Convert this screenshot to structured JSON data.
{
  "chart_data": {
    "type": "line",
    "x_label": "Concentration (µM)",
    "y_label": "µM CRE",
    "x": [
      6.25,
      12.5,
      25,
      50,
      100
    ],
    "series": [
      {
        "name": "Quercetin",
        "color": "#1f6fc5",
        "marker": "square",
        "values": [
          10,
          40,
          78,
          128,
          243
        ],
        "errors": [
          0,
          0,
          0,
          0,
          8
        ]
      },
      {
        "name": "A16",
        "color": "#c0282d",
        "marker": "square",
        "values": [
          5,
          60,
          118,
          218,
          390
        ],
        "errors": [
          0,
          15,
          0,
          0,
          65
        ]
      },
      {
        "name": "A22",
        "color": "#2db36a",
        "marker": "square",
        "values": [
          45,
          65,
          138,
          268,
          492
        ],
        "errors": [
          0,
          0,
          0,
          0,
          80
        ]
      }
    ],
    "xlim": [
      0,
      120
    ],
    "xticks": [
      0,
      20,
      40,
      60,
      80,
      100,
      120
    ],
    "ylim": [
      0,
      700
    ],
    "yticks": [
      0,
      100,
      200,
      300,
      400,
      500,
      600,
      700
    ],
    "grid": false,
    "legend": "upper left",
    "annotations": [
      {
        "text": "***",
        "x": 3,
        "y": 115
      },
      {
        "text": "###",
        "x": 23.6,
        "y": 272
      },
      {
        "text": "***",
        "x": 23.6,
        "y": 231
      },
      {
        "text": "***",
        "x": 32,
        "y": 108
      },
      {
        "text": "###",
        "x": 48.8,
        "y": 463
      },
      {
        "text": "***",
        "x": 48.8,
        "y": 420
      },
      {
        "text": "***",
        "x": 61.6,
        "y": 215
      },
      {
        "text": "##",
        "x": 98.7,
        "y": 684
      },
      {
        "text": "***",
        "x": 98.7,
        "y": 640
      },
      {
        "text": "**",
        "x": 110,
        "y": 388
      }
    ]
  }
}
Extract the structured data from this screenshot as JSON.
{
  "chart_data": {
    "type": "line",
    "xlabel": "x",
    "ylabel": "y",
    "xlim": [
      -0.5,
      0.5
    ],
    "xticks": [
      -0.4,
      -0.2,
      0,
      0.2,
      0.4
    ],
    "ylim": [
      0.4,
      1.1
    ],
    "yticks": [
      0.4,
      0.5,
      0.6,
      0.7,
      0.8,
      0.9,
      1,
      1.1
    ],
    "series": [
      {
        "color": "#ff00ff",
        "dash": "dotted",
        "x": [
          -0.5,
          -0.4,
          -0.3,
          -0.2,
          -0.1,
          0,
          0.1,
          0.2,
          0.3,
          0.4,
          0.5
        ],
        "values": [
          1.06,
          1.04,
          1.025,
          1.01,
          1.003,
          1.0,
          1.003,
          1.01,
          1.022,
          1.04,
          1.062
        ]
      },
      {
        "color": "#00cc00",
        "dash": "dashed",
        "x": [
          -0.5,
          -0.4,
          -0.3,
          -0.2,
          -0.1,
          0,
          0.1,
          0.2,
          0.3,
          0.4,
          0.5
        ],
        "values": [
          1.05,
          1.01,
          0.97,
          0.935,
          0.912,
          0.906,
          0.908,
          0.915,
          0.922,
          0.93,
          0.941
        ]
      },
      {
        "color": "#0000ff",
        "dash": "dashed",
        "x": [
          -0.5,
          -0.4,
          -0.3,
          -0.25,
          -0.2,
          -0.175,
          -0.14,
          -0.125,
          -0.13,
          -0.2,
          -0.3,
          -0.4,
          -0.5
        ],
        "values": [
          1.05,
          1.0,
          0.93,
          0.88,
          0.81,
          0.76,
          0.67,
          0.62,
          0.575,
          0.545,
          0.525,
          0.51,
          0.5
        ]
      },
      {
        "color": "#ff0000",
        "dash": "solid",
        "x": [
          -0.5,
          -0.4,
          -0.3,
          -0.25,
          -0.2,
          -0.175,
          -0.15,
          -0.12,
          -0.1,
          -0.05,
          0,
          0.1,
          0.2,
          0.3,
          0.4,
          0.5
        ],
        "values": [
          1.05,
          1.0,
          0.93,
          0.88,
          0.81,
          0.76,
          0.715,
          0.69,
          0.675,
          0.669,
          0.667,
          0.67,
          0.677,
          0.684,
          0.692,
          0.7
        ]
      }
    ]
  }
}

* * * *

• What to work on: Retype the data exactly as given.

• Answer to the task:
Convert this screenshot to structured JSON data.
{
  "chart_data": {
    "type": "line",
    "x_label": "Concentration (µM)",
    "y_label": "µM CRE",
    "x": [
      6.25,
      12.5,
      25,
      50,
      100
    ],
    "series": [
      {
        "name": "Quercetin",
        "color": "#1f6fc5",
        "marker": "square",
        "values": [
          10,
          40,
          78,
          128,
          243
        ],
        "errors": [
          0,
          0,
          0,
          0,
          8
        ]
      },
      {
        "name": "A16",
        "color": "#c0282d",
        "marker": "square",
        "values": [
          5,
          60,
          118,
          218,
          390
        ],
        "errors": [
          0,
          15,
          0,
          0,
          65
        ]
      },
      {
        "name": "A22",
        "color": "#2db36a",
        "marker": "square",
        "values": [
          45,
          65,
          138,
          268,
          492
        ],
        "errors": [
          0,
          0,
          0,
          0,
          80
        ]
      }
    ],
    "xlim": [
      0,
      120
    ],
    "xticks": [
      0,
      20,
      40,
      60,
      80,
      100,
      120
    ],
    "ylim": [
      0,
      700
    ],
    "yticks": [
      0,
      100,
      200,
      300,
      400,
      500,
      600,
      700
    ],
    "grid": false,
    "legend": "upper left",
    "annotations": [
      {
        "text": "***",
        "x": 3,
        "y": 115
      },
      {
        "text": "###",
        "x": 23.6,
        "y": 272
      },
      {
        "text": "***",
        "x": 23.6,
        "y": 231
      },
      {
        "text": "***",
        "x": 32,
        "y": 108
      },
      {
        "text": "###",
        "x": 48.8,
        "y": 463
      },
      {
        "text": "***",
        "x": 48.8,
        "y": 420
      },
      {
        "text": "***",
        "x": 61.6,
        "y": 215
      },
      {
        "text": "##",
        "x": 98.7,
        "y": 684
      },
      {
        "text": "***",
        "x": 98.7,
        "y": 640
      },
      {
        "text": "**",
        "x": 110,
        "y": 388
      }
    ]
  }
}
Extract the structured data from this screenshot as JSON.
{
  "chart_data": {
    "type": "line",
    "xlabel": "x",
    "ylabel": "y",
    "xlim": [
      -0.5,
      0.5
    ],
    "xticks": [
      -0.4,
      -0.2,
      0,
      0.2,
      0.4
    ],
    "ylim": [
      0.4,
      1.1
    ],
    "yticks": [
      0.4,
      0.5,
      0.6,
      0.7,
      0.8,
      0.9,
      1,
      1.1
    ],
    "series": [
      {
        "color": "#ff00ff",
        "dash": "dotted",
        "x": [
          -0.5,
          -0.4,
          -0.3,
          -0.2,
          -0.1,
          0,
          0.1,
          0.2,
          0.3,
          0.4,
          0.5
        ],
        "values": [
          1.06,
          1.04,
          1.025,
          1.01,
          1.003,
          1.0,
          1.003,
          1.01,
          1.022,
          1.04,
          1.062
        ]
      },
      {
        "color": "#00cc00",
        "dash": "dashed",
        "x": [
          -0.5,
          -0.4,
          -0.3,
          -0.2,
          -0.1,
          0,
          0.1,
          0.2,
          0.3,
          0.4,
          0.5
        ],
        "values": [
          1.05,
          1.01,
          0.97,
          0.935,
          0.912,
          0.906,
          0.908,
          0.915,
          0.922,
          0.93,
          0.941
        ]
      },
      {
        "color": "#0000ff",
        "dash": "dashed",
        "x": [
          -0.5,
          -0.4,
          -0.3,
          -0.25,
          -0.2,
          -0.175,
          -0.14,
          -0.125,
          -0.13,
          -0.2,
          -0.3,
          -0.4,
          -0.5
        ],
        "values": [
          1.05,
          1.0,
          0.93,
          0.88,
          0.81,
          0.76,
          0.67,
          0.62,
          0.575,
          0.545,
          0.525,
          0.51,
          0.5
        ]
      },
      {
        "color": "#ff0000",
        "dash": "solid",
        "x": [
          -0.5,
          -0.4,
          -0.3,
          -0.25,
          -0.2,
          -0.175,
          -0.15,
          -0.12,
          -0.1,
          -0.05,
          0,
          0.1,
          0.2,
          0.3,
          0.4,
          0.5
        ],
        "values": [
          1.05,
          1.0,
          0.93,
          0.88,
          0.81,
          0.76,
          0.715,
          0.69,
          0.675,
          0.669,
          0.667,
          0.67,
          0.677,
          0.684,
          0.692,
          0.7
        ]
      }
    ]
  }
}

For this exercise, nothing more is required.